(Data extracted from a collection)

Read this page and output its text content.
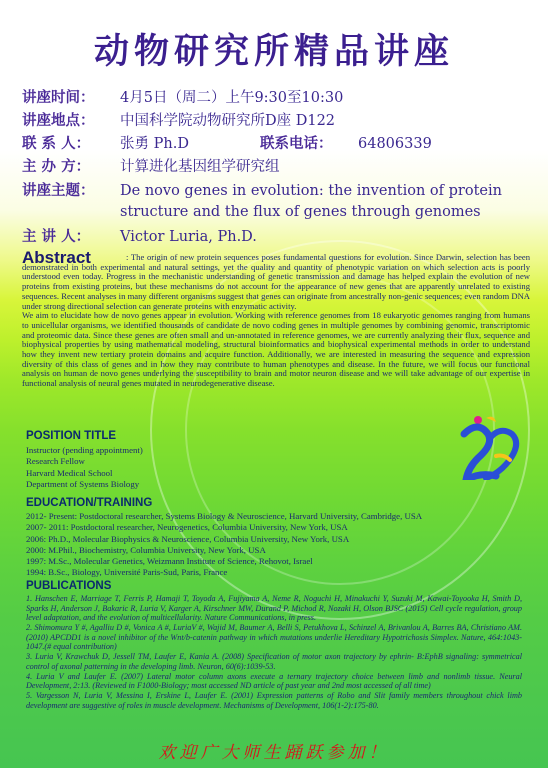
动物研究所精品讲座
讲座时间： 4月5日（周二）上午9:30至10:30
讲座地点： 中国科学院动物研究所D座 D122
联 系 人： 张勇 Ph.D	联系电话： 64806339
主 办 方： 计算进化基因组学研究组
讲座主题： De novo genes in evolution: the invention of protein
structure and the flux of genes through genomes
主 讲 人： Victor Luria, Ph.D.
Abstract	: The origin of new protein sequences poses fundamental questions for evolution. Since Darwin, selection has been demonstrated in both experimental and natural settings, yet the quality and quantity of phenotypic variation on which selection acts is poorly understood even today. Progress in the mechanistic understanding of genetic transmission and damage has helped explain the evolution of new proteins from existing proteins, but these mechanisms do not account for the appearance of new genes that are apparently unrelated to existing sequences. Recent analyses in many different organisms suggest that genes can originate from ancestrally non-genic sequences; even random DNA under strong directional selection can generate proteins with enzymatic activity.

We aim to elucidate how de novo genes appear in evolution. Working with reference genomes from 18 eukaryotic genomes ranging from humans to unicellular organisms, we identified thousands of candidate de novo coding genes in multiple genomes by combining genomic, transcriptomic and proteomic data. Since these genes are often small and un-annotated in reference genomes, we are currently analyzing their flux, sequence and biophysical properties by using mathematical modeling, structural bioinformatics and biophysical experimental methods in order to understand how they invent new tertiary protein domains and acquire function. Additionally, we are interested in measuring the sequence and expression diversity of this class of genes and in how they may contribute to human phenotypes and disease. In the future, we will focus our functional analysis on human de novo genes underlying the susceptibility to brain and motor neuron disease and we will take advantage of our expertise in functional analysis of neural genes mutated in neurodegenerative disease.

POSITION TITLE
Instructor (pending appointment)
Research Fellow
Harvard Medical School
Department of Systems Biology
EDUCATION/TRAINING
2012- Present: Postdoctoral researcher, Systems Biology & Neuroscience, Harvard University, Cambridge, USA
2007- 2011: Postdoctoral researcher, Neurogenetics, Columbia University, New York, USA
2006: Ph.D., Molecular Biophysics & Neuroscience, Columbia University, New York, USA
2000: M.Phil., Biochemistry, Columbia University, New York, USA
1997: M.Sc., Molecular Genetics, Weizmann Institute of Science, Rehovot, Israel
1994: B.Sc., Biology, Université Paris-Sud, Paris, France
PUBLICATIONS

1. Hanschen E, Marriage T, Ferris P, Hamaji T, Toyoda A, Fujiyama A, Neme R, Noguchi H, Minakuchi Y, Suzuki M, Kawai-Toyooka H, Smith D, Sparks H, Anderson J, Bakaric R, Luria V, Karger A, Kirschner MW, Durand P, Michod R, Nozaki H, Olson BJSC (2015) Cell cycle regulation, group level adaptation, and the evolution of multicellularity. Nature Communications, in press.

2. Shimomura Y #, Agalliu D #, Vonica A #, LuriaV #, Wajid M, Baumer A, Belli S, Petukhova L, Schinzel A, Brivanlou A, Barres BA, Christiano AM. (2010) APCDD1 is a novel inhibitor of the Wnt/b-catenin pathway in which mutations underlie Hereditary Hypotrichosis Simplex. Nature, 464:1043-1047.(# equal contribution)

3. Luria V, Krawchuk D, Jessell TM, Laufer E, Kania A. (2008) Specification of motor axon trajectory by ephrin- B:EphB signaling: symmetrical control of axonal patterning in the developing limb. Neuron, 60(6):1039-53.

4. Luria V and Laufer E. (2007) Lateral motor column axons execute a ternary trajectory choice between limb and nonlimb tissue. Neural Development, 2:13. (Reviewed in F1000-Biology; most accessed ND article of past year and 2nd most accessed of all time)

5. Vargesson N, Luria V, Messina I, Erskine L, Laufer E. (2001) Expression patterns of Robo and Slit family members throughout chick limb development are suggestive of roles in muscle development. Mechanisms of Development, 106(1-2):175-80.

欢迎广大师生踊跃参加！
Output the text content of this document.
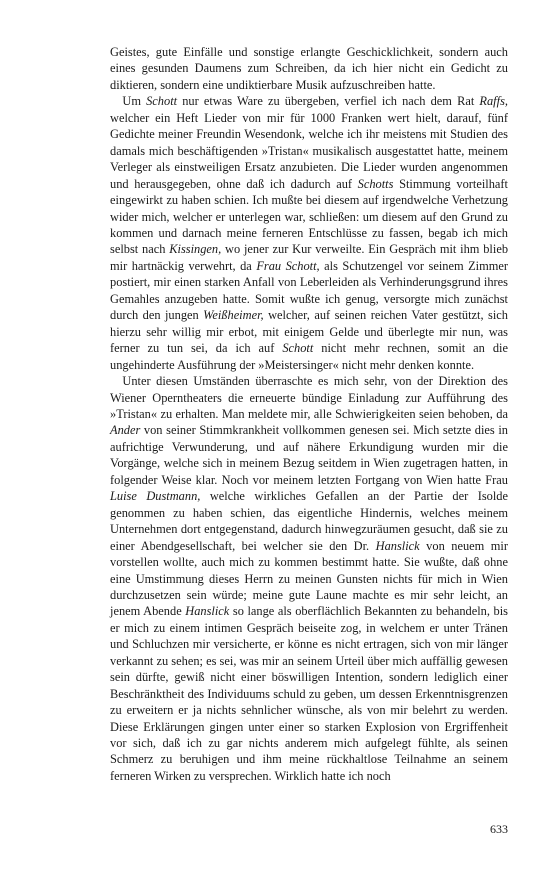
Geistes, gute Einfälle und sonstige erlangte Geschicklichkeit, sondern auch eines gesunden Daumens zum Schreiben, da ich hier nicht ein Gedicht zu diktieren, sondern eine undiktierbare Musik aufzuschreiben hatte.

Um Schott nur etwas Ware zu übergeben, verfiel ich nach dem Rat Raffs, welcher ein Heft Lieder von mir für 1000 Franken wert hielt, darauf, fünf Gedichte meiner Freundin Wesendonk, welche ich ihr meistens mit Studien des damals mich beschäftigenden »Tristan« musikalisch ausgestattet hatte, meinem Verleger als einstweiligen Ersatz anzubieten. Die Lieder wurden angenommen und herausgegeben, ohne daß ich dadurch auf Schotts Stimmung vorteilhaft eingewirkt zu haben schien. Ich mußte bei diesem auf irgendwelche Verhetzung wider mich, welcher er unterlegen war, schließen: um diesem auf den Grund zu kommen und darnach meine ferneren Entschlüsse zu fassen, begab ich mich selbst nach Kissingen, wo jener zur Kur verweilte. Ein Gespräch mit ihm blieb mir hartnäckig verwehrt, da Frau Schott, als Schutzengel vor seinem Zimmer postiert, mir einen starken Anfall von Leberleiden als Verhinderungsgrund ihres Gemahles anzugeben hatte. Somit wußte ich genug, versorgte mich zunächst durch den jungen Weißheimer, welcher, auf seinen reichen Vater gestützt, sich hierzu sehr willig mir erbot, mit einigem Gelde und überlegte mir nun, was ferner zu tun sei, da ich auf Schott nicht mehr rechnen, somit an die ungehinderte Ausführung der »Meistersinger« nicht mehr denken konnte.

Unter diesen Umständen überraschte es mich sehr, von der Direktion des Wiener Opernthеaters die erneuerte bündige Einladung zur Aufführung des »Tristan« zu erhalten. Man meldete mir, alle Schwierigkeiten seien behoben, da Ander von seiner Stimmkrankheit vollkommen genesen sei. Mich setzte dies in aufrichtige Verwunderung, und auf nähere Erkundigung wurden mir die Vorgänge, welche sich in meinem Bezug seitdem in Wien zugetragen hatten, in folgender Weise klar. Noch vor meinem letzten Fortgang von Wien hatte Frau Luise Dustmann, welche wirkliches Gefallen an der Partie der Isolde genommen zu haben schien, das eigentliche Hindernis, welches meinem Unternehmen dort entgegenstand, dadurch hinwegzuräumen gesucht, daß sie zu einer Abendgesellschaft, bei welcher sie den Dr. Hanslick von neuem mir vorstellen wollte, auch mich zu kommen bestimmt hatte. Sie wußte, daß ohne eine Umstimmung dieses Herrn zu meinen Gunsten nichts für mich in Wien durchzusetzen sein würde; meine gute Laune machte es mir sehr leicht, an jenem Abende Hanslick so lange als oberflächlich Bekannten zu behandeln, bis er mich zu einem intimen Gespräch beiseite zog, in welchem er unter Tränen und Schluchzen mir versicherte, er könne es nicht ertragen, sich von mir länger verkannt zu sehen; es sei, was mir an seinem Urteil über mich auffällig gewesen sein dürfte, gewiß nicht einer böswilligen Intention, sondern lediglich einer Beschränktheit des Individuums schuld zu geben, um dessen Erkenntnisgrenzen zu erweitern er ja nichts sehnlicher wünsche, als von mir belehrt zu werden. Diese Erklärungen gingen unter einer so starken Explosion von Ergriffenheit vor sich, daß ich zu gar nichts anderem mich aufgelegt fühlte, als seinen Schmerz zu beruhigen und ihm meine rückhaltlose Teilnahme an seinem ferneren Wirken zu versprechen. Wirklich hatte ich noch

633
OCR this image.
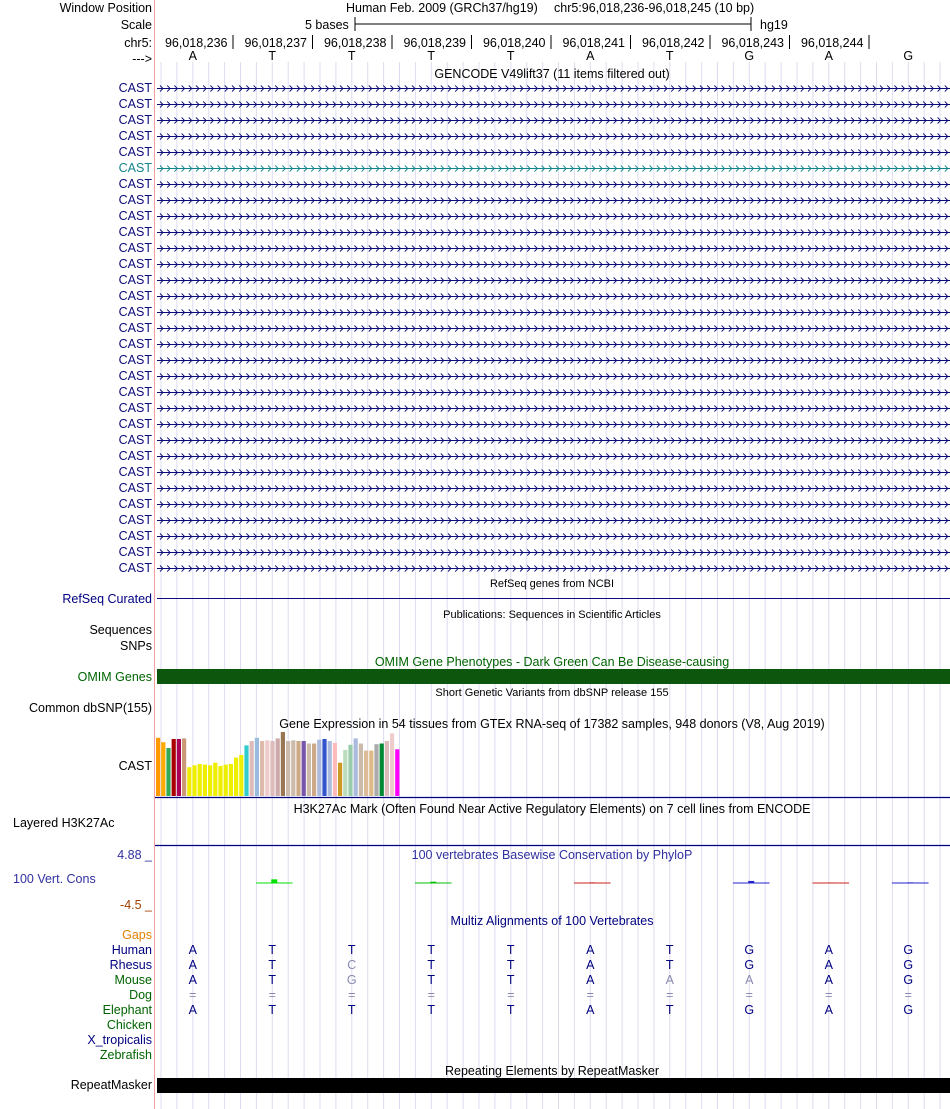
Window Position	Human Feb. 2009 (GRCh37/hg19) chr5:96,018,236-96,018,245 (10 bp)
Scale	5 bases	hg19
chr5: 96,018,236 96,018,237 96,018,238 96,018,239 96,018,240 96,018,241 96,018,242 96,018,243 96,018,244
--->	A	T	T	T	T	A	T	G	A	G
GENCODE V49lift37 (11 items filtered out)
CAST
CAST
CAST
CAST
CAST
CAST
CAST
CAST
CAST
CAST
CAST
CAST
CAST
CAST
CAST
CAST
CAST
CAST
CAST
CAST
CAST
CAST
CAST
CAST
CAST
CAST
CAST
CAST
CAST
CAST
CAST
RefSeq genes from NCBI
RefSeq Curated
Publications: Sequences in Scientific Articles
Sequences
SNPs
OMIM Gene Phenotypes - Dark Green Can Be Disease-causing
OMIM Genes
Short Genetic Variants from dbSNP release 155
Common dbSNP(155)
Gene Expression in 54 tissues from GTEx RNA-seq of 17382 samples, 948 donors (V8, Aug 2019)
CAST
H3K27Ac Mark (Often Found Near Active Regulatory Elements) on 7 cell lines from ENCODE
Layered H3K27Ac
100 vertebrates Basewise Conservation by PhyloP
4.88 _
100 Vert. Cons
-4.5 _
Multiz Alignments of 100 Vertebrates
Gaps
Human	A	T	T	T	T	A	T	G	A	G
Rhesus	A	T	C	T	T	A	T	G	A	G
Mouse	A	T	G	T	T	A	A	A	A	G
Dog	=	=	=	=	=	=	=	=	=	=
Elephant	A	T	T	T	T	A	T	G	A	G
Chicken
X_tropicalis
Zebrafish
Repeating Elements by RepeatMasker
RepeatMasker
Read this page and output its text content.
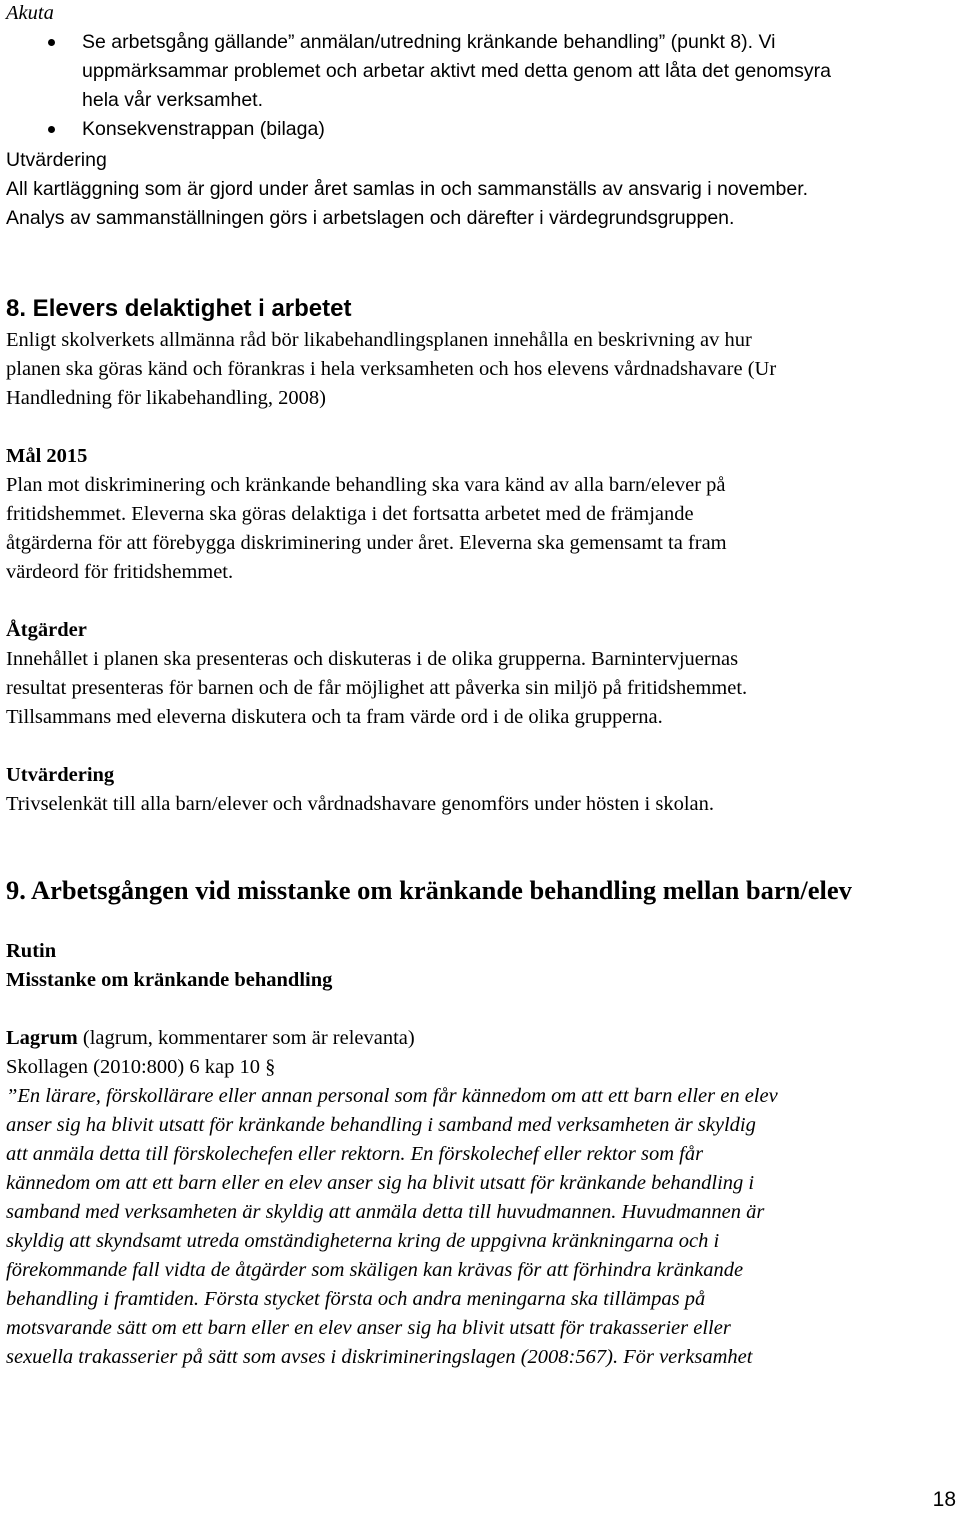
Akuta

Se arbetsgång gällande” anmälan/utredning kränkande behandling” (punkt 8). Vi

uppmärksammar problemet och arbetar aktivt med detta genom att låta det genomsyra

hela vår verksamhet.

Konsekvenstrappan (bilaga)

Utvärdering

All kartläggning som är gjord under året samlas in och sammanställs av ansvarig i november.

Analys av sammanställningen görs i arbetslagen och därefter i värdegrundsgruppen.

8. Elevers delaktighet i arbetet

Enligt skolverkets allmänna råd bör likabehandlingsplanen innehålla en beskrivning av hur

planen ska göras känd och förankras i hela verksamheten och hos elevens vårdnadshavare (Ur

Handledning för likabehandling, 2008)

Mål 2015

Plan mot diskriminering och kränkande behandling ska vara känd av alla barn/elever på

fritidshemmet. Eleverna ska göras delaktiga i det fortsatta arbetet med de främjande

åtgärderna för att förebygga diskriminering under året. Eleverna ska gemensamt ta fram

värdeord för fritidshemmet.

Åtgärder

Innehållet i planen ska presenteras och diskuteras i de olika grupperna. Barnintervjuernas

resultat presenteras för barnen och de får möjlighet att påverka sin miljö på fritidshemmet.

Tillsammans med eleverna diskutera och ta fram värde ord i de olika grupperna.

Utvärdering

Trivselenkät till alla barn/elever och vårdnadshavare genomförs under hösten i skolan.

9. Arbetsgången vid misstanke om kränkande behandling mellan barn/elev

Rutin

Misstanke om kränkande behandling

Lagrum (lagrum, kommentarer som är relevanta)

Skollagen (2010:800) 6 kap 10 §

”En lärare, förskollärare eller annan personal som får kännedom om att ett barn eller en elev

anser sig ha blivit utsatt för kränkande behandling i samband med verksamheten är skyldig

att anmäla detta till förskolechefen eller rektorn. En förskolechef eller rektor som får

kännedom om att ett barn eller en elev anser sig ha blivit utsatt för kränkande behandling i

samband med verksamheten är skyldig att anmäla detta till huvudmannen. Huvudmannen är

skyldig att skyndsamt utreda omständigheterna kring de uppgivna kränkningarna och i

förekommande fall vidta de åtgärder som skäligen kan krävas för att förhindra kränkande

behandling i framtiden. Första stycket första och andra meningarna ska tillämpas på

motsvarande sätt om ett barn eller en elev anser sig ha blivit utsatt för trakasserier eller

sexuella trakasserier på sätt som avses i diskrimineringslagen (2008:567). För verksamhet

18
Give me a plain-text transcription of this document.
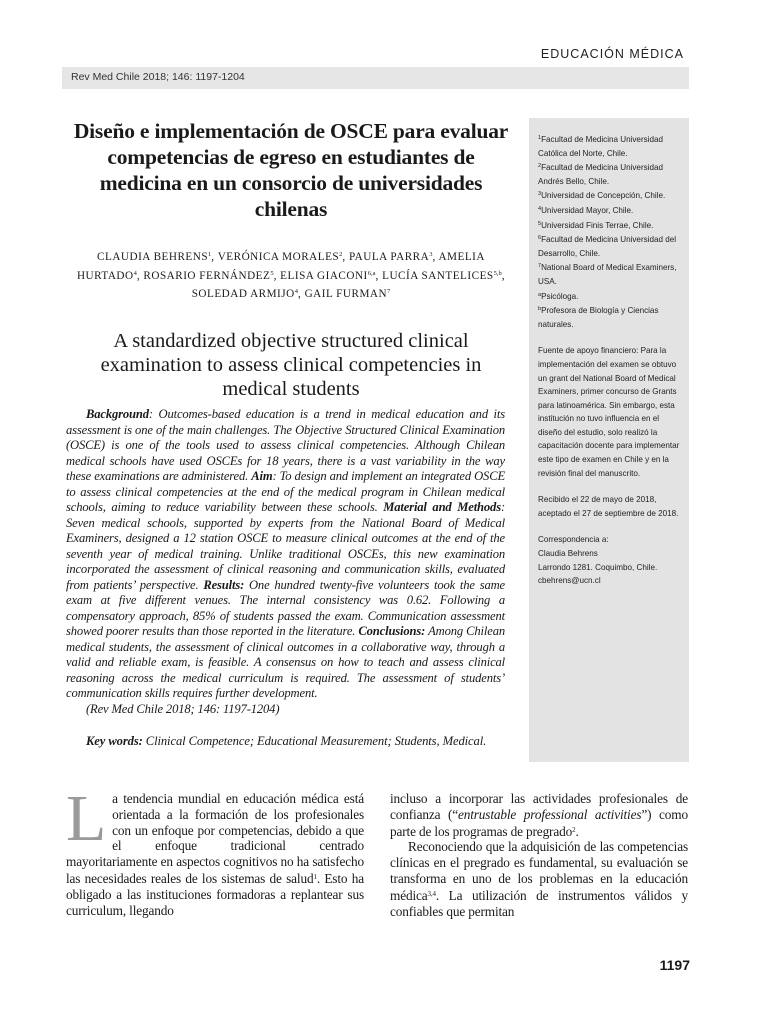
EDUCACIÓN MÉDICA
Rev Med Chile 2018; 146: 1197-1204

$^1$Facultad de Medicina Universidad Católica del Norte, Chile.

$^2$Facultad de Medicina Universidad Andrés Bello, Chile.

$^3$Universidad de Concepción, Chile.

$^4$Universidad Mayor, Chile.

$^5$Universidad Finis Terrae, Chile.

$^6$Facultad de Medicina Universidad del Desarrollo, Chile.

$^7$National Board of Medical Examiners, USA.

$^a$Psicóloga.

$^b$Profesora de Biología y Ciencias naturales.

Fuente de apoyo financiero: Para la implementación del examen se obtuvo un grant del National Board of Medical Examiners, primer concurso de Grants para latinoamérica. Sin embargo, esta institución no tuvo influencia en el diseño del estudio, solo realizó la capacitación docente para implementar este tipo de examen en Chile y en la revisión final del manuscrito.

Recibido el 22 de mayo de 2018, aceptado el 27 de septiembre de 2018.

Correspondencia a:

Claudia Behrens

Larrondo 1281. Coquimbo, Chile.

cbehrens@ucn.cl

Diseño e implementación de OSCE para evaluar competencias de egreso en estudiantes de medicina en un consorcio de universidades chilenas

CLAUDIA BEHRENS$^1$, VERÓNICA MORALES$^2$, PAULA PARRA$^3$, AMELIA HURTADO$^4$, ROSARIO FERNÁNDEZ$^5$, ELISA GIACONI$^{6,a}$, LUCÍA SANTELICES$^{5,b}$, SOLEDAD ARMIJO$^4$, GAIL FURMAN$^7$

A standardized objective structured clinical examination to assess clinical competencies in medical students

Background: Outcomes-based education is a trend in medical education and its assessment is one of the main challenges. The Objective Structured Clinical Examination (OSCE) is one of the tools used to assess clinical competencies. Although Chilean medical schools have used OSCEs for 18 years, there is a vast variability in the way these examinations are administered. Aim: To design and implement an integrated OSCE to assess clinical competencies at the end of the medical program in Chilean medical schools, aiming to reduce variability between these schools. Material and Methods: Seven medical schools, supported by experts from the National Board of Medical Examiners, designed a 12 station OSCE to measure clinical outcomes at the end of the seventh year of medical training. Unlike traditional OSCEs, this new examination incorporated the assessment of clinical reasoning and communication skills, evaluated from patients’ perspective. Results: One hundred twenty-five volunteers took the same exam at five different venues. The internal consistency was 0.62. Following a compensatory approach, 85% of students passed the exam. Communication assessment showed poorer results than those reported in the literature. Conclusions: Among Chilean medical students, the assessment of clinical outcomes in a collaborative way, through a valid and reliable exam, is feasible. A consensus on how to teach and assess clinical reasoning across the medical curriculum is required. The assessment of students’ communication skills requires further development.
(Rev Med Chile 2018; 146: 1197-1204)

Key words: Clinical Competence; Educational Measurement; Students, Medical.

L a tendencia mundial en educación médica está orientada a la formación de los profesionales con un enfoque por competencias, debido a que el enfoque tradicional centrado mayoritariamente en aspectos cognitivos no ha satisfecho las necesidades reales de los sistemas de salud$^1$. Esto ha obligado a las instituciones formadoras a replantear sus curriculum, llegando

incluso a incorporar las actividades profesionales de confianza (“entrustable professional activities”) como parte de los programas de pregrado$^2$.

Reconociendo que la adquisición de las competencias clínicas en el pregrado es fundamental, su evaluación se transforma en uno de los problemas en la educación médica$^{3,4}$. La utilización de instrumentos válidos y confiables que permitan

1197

### [Required action]
Go through the data above and copy each line in which "blivit" appears.

### [Task answer]
anser sig ha blivit utsatt för kränkande behandling i samband med verksamheten är skyldig
kännedom om att ett barn eller en elev anser sig ha blivit utsatt för kränkande behandling i
motsvarande sätt om ett barn eller en elev anser sig ha blivit utsatt för trakasserier eller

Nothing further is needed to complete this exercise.